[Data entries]
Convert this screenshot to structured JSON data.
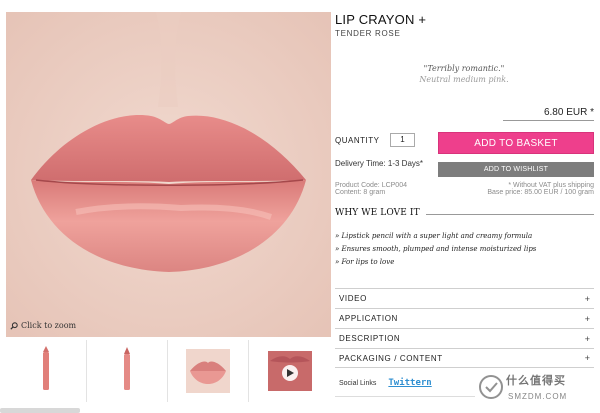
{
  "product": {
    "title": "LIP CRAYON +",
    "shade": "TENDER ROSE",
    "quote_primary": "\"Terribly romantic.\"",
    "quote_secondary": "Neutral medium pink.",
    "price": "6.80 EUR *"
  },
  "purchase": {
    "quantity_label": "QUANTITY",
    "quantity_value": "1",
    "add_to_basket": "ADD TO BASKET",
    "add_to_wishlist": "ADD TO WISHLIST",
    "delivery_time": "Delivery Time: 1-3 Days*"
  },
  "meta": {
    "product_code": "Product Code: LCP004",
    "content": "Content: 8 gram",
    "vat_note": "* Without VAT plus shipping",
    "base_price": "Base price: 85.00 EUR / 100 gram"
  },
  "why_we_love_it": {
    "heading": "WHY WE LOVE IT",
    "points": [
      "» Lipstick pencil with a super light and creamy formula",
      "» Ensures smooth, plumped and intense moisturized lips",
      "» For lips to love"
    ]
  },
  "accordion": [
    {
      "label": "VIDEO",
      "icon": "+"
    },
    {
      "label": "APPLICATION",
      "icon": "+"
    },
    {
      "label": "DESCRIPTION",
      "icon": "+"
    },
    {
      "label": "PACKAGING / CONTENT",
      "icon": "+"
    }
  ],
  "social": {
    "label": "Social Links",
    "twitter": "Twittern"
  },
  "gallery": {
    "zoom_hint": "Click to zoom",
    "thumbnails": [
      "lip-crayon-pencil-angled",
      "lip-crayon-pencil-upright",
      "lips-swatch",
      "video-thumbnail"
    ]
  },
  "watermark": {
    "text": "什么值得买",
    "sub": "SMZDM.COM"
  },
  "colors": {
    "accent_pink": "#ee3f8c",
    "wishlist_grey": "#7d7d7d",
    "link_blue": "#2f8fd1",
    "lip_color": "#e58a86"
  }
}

▶ **Requirement**
Determine how many lines of the listing above include the word "gram", and report that number only.

▶ **Solved problem**
2